* Passage shown:
++++++++

Thanks for joining us today on
Encounter God's Truth as author and theologian Dr. John Whitcomb
leads us through the Apostles' discussion at the Great Council
at Jerusalem in Acts 15. Here pivotal decisions were made
about how the church would handle issues related to the relationship
between Jewish and Gentile believers. I'm your host Wayne Shepherd,
so glad to bring you these timeless truths for changing times on
behalf of Dr. Whitcomb, a professor and Bible
teacher for nearly 70 years. Now, Dr. Whitcomb was primarily
an Old Testament scholar, but he devoted six years to teaching
the book of Acts, the only historical book about the church, at the
Independent Fundamental Bible Conference in Middletown, Connecticut.
We want to thank Middletown Bible Church for helping us distribute
these messages anew, and you can also download a free commentary
on Acts that Dr. Whitcomb co-authored with Middletown
Pastor George Zeller when you go to WhitcombMinistries.org.
We are in volume six of our ongoing radio series, Acts, Witness of
the Early Church. Remember that you can listen
to and share this entire series from our library at sermonaudio.com
slash Whitcomb. Dr. Whitcomb begins today near
the end of Acts 14, and he's going to touch on some very relevant
and practical ministry topics in this lesson. Thanks for following
our teaching for this week on the Great Council at Jerusalem.

++++++++

* Parts of the exercise:
1) According to the broadcast introduction, where did Dr. Whitcomb spend six years teaching the book of Acts?
2) Echo the broadcast introduction word for word, starting with "We want to thank" and going on through "Council at Jerusalem.".
3) Decide whether each statement agrees with the broadcast introduction, answering yes or no and quoting the words that settle it.
(a) Dr. Whitcomb was primarily a New Testament scholar.
(b) Dr. Whitcomb co-wrote the free commentary on Acts with George Zeller.
(c) The radio series on Acts is in its sixth volume.

* Records supplied:
++++++++

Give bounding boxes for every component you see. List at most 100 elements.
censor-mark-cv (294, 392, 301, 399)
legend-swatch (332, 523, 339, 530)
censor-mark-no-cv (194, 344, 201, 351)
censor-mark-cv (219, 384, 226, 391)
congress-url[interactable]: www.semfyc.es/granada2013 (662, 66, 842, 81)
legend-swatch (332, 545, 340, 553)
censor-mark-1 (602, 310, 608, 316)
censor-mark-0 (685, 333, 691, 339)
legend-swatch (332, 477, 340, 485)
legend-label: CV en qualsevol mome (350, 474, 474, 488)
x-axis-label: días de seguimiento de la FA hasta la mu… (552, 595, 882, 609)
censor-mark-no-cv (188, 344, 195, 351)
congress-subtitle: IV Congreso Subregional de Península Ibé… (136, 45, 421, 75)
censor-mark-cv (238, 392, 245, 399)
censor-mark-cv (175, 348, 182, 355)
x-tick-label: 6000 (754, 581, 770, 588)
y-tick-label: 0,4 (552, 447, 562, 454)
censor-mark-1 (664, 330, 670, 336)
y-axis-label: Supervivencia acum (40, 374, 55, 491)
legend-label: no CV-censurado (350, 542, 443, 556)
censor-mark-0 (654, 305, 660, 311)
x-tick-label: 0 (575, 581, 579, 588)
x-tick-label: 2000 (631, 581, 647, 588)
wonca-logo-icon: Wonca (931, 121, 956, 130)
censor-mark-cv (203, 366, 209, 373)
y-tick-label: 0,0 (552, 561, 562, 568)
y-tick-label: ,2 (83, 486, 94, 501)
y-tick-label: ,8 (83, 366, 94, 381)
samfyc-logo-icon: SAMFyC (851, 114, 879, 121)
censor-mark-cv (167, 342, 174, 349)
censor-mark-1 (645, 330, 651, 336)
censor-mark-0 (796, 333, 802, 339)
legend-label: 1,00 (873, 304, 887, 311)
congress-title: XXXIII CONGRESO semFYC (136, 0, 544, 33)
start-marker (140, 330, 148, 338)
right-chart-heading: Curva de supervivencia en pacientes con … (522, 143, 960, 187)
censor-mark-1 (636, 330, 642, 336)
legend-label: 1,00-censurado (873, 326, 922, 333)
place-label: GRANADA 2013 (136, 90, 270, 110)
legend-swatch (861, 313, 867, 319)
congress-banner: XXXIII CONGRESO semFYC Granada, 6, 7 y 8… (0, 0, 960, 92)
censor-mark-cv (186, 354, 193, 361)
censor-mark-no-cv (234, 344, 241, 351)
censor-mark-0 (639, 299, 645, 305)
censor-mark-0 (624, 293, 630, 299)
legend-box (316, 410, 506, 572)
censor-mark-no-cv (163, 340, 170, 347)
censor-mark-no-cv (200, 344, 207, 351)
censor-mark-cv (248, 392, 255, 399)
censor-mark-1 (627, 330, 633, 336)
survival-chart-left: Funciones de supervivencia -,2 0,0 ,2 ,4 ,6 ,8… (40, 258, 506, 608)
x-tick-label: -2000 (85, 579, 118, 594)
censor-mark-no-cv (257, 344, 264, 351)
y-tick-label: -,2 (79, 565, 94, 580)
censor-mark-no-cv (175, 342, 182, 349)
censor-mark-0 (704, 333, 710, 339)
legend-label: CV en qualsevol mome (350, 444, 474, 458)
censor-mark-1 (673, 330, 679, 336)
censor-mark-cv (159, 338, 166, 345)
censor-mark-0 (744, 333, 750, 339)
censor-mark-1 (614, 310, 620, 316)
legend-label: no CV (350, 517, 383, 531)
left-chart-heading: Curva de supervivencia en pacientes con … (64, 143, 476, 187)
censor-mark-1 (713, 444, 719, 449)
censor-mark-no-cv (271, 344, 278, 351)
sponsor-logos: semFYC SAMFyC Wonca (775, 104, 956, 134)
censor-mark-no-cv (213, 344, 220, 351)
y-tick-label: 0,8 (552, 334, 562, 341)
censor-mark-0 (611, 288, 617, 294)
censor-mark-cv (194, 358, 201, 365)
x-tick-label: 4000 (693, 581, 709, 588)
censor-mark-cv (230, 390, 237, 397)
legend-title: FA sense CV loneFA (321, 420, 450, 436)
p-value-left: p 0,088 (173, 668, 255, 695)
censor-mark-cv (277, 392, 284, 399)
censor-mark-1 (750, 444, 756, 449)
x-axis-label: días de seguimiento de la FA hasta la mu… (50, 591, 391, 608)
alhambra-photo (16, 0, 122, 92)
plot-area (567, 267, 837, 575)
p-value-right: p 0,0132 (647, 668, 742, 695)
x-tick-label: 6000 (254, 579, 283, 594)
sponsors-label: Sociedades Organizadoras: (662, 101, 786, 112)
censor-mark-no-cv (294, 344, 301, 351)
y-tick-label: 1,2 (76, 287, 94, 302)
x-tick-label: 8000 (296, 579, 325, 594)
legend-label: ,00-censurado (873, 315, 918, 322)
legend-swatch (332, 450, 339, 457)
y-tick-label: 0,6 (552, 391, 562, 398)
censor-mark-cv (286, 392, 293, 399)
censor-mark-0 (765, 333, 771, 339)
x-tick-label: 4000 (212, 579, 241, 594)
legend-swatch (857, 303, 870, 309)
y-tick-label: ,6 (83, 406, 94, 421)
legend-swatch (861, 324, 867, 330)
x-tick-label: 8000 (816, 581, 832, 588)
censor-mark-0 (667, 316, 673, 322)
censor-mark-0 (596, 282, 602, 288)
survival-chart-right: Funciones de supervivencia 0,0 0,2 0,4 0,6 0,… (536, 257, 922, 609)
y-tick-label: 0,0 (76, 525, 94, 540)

++++++++

* Answers for the exercise:
1) At the Independent Fundamental Bible Conference in Middletown, Connecticut.

2)
We want to thank Middletown Bible Church for helping us distribute
these messages anew, and you can also download a free commentary
on Acts that Dr. Whitcomb co-authored with Middletown
Pastor George Zeller when you go to WhitcombMinistries.org.
We are in volume six of our ongoing radio series, Acts, Witness of
the Early Church. Remember that you can listen
to and share this entire series from our library at sermonaudio.com
slash Whitcomb. Dr. Whitcomb begins today near
the end of Acts 14, and he's going to touch on some very relevant
and practical ministry topics in this lesson. Thanks for following
our teaching for this week on the Great Council at Jerusalem.

3)
(a) No: "Dr. Whitcomb was primarily an Old Testament scholar"
(b) Yes: "a free commentary on Acts that Dr. Whitcomb co-authored with Middletown Pastor George Zeller"
(c) Yes: "We are in volume six of our ongoing radio series"